## Directive:
Reproduce exactly the lines from the one that holds "Transcribe this image's" through the last line of the entries, both ends included, but not the pictures.

## Listed entries:
######
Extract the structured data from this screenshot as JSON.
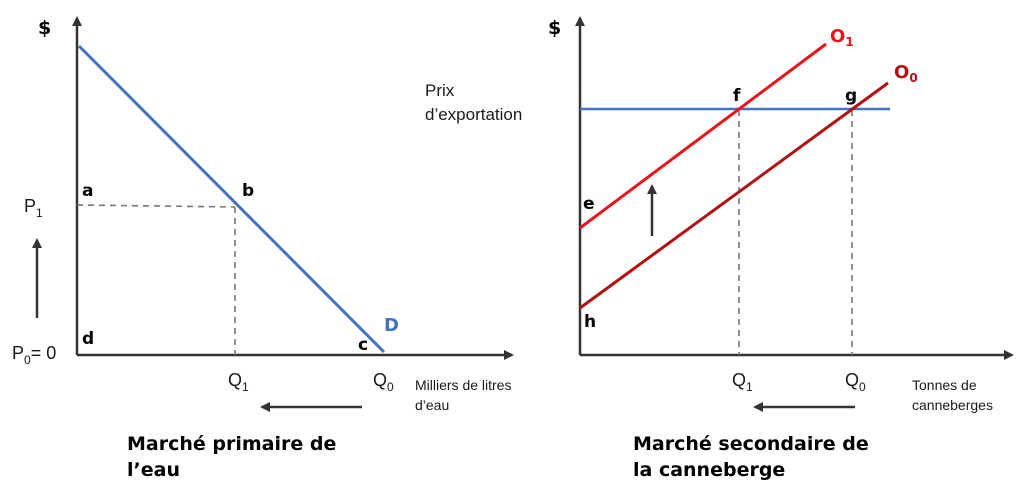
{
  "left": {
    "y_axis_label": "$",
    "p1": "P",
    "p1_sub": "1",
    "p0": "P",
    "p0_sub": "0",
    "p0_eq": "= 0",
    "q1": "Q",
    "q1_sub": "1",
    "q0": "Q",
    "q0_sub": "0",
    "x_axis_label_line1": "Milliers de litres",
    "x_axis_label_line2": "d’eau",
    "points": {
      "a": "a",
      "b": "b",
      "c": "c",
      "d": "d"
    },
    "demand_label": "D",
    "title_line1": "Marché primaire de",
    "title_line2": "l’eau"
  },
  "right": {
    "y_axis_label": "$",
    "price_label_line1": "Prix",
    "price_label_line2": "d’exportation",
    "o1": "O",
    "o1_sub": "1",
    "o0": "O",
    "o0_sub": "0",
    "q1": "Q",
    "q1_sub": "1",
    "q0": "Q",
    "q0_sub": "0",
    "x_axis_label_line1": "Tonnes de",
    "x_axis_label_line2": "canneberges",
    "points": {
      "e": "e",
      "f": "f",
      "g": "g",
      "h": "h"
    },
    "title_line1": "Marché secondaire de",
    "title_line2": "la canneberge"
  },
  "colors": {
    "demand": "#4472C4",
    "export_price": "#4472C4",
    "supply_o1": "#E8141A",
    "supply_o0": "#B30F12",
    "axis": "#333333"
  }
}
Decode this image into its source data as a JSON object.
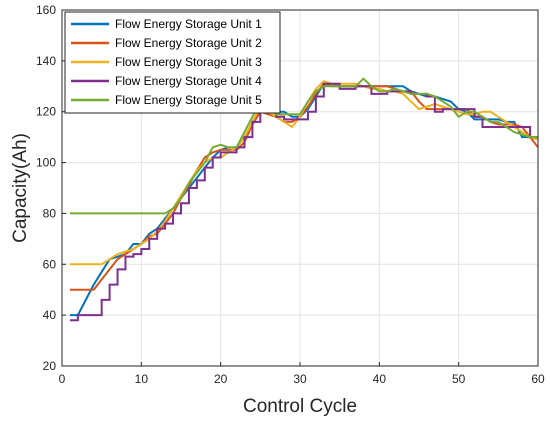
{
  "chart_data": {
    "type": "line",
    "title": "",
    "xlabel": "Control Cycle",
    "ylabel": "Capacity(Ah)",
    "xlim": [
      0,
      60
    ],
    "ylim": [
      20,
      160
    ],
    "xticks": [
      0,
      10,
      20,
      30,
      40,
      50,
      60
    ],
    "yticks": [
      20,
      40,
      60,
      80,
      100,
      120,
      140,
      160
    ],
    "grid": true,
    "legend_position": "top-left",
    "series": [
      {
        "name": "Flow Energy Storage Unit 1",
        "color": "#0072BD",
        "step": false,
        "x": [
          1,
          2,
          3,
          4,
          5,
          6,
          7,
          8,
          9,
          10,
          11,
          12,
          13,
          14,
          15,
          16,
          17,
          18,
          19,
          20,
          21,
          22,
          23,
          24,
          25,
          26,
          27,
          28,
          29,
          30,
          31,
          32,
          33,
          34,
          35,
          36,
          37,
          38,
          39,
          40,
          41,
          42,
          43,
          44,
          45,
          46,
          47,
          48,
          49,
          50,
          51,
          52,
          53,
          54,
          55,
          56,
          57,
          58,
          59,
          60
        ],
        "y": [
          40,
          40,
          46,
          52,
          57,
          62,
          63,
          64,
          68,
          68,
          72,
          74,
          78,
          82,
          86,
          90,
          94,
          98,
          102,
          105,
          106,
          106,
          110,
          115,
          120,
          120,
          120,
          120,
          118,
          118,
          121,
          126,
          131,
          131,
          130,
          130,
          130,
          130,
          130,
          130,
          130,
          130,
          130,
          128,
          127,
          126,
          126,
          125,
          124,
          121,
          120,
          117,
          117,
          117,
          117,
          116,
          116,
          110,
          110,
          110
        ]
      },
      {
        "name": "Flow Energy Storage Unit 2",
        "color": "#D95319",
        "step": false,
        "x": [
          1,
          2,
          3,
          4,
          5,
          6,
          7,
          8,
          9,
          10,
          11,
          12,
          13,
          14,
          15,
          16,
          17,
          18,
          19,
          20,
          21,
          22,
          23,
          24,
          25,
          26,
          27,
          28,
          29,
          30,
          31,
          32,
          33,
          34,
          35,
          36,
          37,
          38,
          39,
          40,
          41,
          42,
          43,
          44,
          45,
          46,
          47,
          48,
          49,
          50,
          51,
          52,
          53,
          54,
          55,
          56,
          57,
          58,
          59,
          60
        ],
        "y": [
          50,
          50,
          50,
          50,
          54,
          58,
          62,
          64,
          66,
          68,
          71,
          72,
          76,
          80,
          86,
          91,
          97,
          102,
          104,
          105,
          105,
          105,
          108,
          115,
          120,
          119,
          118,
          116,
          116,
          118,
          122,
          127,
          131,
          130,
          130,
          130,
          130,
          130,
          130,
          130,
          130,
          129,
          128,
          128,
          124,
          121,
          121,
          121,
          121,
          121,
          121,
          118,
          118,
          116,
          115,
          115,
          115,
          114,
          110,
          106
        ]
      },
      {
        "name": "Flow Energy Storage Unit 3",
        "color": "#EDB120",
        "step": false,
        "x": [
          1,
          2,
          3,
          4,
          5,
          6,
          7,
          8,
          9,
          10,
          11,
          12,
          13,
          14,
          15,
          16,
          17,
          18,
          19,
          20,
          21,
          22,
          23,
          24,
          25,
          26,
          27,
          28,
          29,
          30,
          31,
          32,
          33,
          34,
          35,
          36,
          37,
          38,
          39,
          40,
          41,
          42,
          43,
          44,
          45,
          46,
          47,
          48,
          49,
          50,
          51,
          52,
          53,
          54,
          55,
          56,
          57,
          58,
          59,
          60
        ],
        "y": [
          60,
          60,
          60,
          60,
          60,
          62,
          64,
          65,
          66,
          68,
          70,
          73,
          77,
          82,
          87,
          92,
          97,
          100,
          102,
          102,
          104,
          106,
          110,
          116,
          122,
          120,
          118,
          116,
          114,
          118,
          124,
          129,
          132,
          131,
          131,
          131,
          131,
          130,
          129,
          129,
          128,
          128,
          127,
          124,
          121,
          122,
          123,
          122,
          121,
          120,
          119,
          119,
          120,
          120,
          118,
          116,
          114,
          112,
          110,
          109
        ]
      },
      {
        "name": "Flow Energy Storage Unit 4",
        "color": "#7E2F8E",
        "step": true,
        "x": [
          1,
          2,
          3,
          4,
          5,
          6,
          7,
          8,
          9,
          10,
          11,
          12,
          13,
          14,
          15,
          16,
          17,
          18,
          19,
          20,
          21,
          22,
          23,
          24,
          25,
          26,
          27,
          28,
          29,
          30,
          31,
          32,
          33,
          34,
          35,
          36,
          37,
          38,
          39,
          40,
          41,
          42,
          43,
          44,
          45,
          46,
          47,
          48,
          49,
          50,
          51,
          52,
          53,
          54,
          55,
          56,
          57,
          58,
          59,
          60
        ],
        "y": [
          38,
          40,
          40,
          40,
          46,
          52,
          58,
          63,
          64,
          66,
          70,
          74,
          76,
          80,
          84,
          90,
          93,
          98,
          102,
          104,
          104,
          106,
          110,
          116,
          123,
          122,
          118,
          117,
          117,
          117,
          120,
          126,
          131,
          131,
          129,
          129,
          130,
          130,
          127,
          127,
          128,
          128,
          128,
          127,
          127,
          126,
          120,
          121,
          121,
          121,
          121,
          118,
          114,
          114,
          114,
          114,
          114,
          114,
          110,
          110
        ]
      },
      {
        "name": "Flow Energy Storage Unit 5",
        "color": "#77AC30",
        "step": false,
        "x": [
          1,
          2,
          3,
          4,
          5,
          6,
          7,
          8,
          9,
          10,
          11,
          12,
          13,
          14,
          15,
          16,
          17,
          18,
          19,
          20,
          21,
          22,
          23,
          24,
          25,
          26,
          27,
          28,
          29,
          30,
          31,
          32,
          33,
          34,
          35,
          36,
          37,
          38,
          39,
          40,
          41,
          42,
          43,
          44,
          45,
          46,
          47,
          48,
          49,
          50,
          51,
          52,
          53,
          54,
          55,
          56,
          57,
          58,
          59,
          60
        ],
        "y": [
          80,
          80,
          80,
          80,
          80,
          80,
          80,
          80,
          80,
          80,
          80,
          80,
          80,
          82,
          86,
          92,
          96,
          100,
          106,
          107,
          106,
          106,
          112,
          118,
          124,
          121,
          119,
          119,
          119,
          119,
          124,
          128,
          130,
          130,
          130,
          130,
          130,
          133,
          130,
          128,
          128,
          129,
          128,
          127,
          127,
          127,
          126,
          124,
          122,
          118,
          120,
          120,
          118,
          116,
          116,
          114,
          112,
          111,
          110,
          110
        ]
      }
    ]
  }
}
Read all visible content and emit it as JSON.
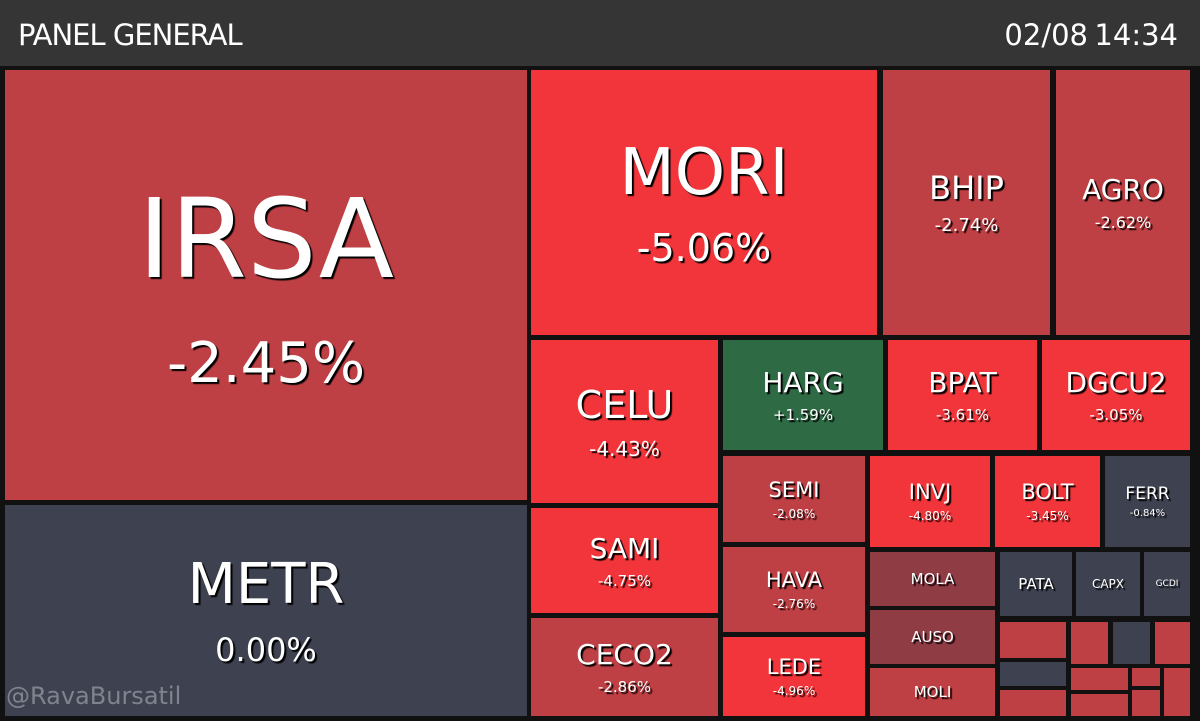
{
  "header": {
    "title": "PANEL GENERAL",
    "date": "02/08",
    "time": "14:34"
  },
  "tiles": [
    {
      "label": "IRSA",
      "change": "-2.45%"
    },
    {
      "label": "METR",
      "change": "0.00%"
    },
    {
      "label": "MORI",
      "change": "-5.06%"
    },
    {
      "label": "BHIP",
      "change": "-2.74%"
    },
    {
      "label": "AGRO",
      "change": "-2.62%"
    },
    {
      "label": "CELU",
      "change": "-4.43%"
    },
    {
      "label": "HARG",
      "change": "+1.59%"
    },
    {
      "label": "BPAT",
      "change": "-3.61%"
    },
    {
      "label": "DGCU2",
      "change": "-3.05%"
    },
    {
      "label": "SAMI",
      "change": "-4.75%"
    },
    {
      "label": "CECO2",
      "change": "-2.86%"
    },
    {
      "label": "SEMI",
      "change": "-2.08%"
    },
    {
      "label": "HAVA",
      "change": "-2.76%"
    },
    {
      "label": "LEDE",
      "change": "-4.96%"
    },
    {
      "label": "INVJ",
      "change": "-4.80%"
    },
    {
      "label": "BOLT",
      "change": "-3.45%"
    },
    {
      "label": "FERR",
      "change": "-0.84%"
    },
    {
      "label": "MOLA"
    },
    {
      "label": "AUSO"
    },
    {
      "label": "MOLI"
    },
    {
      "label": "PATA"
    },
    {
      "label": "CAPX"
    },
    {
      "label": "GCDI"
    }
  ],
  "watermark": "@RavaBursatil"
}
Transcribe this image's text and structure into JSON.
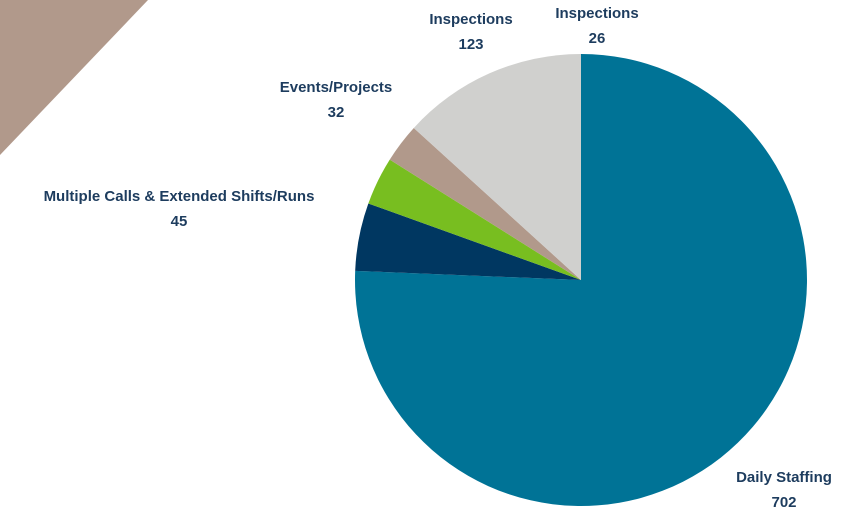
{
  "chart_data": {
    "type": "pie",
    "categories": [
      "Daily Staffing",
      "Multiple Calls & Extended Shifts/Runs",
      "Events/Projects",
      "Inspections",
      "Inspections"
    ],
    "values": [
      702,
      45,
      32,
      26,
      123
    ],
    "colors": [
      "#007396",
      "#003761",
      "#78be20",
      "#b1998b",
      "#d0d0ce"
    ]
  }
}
######
## The completed task:
Transcribe this image's text and structure into JSON.
{
  "chart_data": {
    "type": "pie",
    "categories": [
      "Daily Staffing",
      "Multiple Calls & Extended Shifts/Runs",
      "Events/Projects",
      "Inspections",
      "Inspections"
    ],
    "values": [
      702,
      45,
      32,
      26,
      123
    ],
    "colors": [
      "#007396",
      "#003761",
      "#78be20",
      "#b1998b",
      "#d0d0ce"
    ]
  }
}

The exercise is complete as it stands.